Lime Parser Generator 0.1.0
Runtime-extensible LALR(1) parser with SIMD tokenization and LLVM JIT
Loading...
Searching...
No Matches
Integrating Lime in Your Project

Option 1: Generator Only (No Extension Framework)

If you only need to generate parsers from grammars — no runtime extension, no SIMD, no JIT — embed two files:

your_project/
├── lime.c # copy from Lime root
├── limpar.c # copy from Lime root
└── Makefile

Build the generator:

lime: lime.c
$(CC) -o $@ $<

Generate a parser from your grammar:

parser.c parser.h: grammar.y lime
./lime grammar.y

That's it. The generated parser.c has no external dependencies beyond the C standard library.

Option 2: Generator + Extension Framework (Meson)

To use runtime extensions, SIMD tokenization, or JIT, link against the Lime extension library.

As a Meson subproject

Create subprojects/lime.wrap:

[wrap-git]
url = https://codeberg.org/gregburd/lime.git
revision = main
depth = 1
[provide]
lime-parser = lime_parser_dep

In your meson.build:

lime_dep = dependency('lime-parser',
fallback : ['lime', 'lime_parser_dep'])
executable('my_app', 'main.c',
dependencies : lime_dep)

This gives you the full extension framework: include/parser.h, include/extension_registry.h, include/conflict.h, etc.

As a system library

Build and install Lime:

meson setup builddir --prefix=/usr/local
ninja -C builddir install

Then use pkg-config or find the headers in /usr/local/include and the library in /usr/local/lib.

Option 3: Generator + Extension Framework (Make / CMake)

Makefile

Compile the extension library sources directly:

LIME_SRC = snapshot.c snapshot_modify.c extension.c extension_registry.c \
conflict.c conflict_detector.c disambiguation.c \
strategy_priority.c strategy_fork_resolve.c \
execution_policy.c context_switch.c grammar_context.c \
parser_fork.c parser_manager.c parser_composition.c \
parser_operations.c parser_plugin.c \
tokenize.c tokenize_simd.c token_table.c \
parse_context.c merkle_tree.c dependency_resolver.c \
jit_context.c jit_codegen.c jit_policy.c jit_tokenizer.c \
glr.c utf8.c lime_ast.c version.c
LIME_OBJ = $(LIME_SRC:%.c=lime/src/%.o)
........
GIVEN PROBLEM A: List every source file in the LIME_SRC variable of the Lime integration guide whose name begins with "parser_".
GIVEN PROBLEM B: In the Lime integration guide, which two files are embedded when using only the generator, without the extension framework?
GIVEN PROBLEM C: Please continue the Lime integration guide, starting after its last line.

[Lines of data]
........
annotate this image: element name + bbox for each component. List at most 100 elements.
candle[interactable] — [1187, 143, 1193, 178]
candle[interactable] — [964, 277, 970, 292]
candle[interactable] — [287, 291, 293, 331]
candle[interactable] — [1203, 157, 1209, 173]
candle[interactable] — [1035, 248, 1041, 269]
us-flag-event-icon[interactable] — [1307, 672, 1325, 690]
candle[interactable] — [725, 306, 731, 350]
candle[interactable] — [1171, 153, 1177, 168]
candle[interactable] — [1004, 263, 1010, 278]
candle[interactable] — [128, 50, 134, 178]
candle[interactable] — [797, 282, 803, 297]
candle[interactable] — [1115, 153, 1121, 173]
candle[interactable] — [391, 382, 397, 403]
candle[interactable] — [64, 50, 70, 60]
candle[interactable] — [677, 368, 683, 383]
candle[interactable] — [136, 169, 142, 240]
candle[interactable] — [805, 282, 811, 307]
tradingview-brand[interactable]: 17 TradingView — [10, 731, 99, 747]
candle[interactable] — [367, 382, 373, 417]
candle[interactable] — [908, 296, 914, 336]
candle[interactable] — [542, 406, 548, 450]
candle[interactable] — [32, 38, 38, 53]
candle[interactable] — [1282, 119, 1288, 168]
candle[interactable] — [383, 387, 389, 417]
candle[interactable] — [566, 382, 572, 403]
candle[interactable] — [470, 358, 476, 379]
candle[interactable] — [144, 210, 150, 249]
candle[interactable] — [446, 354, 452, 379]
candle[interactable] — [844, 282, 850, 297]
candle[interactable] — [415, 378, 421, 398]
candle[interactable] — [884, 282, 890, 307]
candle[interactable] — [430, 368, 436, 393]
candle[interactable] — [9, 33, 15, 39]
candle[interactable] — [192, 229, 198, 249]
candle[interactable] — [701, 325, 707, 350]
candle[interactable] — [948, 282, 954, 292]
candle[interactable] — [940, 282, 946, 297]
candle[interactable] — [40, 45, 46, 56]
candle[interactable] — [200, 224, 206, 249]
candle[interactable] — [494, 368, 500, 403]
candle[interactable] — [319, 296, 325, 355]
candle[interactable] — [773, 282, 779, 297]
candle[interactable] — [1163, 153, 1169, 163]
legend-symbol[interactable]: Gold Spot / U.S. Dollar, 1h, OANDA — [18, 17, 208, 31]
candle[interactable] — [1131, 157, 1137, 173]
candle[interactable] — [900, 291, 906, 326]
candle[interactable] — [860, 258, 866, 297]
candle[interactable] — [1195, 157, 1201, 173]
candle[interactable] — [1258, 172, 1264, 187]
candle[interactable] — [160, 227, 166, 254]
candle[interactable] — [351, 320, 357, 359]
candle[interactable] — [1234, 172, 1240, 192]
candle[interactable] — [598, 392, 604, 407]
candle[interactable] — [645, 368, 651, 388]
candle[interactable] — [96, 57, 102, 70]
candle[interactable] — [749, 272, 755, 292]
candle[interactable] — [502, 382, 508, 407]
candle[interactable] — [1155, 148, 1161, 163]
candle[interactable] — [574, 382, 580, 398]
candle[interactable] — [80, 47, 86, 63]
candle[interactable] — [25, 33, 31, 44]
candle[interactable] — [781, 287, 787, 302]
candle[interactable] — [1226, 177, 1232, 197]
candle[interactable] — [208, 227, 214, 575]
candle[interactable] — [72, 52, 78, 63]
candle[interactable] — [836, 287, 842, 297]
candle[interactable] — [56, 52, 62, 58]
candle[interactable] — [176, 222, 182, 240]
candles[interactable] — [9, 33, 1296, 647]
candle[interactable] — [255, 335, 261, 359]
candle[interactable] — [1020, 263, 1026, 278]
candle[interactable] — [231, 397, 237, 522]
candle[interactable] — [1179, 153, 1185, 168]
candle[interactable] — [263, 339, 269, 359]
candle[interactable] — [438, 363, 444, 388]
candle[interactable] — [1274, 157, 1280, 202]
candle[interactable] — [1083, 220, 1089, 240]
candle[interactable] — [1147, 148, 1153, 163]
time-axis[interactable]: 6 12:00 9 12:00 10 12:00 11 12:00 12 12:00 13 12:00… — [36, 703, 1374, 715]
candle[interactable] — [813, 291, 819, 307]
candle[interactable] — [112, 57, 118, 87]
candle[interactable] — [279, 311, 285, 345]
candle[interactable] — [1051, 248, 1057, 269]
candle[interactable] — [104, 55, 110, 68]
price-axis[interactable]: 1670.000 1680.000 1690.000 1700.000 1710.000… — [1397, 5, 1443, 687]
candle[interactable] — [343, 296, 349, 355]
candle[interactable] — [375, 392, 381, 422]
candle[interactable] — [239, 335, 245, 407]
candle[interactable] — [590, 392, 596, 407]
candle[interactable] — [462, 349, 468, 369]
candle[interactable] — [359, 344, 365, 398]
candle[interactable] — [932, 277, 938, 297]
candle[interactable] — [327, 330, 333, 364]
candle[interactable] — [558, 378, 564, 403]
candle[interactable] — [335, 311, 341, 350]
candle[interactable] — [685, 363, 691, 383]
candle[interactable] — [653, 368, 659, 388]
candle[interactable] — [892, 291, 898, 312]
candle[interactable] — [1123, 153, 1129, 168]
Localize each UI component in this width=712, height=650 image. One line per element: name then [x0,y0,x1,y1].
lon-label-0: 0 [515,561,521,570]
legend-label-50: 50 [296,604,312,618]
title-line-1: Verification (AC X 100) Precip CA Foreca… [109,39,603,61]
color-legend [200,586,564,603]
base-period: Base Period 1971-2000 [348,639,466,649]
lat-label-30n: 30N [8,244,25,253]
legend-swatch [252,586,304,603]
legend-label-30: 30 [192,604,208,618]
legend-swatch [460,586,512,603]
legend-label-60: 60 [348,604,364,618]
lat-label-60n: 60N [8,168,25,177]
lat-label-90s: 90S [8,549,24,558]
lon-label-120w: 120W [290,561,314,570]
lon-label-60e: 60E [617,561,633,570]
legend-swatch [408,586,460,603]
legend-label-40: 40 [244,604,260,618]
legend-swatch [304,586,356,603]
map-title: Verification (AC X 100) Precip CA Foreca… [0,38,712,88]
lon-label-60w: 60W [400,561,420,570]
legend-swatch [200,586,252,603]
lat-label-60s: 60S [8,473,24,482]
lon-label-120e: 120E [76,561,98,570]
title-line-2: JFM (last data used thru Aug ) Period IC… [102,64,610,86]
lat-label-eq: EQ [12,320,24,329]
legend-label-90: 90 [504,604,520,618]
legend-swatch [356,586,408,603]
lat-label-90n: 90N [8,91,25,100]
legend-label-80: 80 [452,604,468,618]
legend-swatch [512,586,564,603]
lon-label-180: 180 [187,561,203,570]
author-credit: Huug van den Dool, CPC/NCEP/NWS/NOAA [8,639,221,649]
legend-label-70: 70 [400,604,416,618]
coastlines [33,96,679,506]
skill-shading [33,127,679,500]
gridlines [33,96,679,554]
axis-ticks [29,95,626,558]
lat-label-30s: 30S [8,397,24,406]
........
EXPECTED ANSWER A:
parser_fork.c
parser_manager.c
parser_composition.c
parser_operations.c
parser_plugin.c

EXPECTED ANSWER B: lime.c and limpar.c

EXPECTED ANSWER C:
lime/src/%.o: lime/src/%.c
$(CC) -c -std=c11 -Ilime/include -o $@ $<
liblime_parser.a: $(LIME_OBJ)
$(AR) rcs $@ $^
my_app: main.c liblime_parser.a
$(CC) -std=c11 -Ilime/include -o $@ $< -L. -llime_parser -lpthread -ldl

CMake

add_subdirectory(lime)
target_link_libraries(my_app PRIVATE lime_parser)
target_include_directories(my_app PRIVATE lime/include)

(Lime does not ship a CMakeLists.txt, but the above pattern works if you add one or compile the sources directly.)

Linking

The extension framework requires:

Library Required Purpose
pthreads Yes Thread-safe registry, snapshot refcounting
libdl Yes (Linux) dlopen/dlsym for shared library extensions
libm Optional Math functions in benchmarks
libLLVM Optional JIT compilation (link with llvm-config --libs, or --link-static for a self-contained binary; see -Dllvm-static in GETTING_STARTED.md)

On macOS, dlopen is in libSystem (no -ldl needed).

Headers

All public headers are in include/. The main entry points:

#include "parser.h" /* snapshots, parse sessions */
#include "extension_registry.h" /* extension management */
#include "conflict.h" /* conflict detection */
#include "disambiguation.h" /* disambiguation strategies */
#include "execution_policy.h" /* action dispatch policies */
#include "parser_manager.h" /* high-level plugin management */
Conflict detection for the extension system.
Disambiguation Strategy Interface – pluggable conflict resolution.
Execution Policy Engine – controls semantic action dispatch after disambiguation.
Extension Registry – manages grammar extensions with rich metadata.
Core public API for the Lime Parser library.
Parser Manager – runtime parser plugin management system.

Tokenizer Choice

Lime ships two tokenizer options and supports a third:

  1. **tokenize.c at the repository root** – a SQLite-flavoured lexer that recognises SQL-ish tokens. Provided as a runnable example and as the default driver for Lime's own test and example grammars.
  2. **src/tokenize.c + src/tokenize_simd.c** – the SIMD-accelerated tokenizer used by the extension framework. Same SQLite-flavoured dialect; the SIMD classifier speeds up whitespace / identifier / number runs on x86_64 (AVX2) and falls back to scalar on other ISAs.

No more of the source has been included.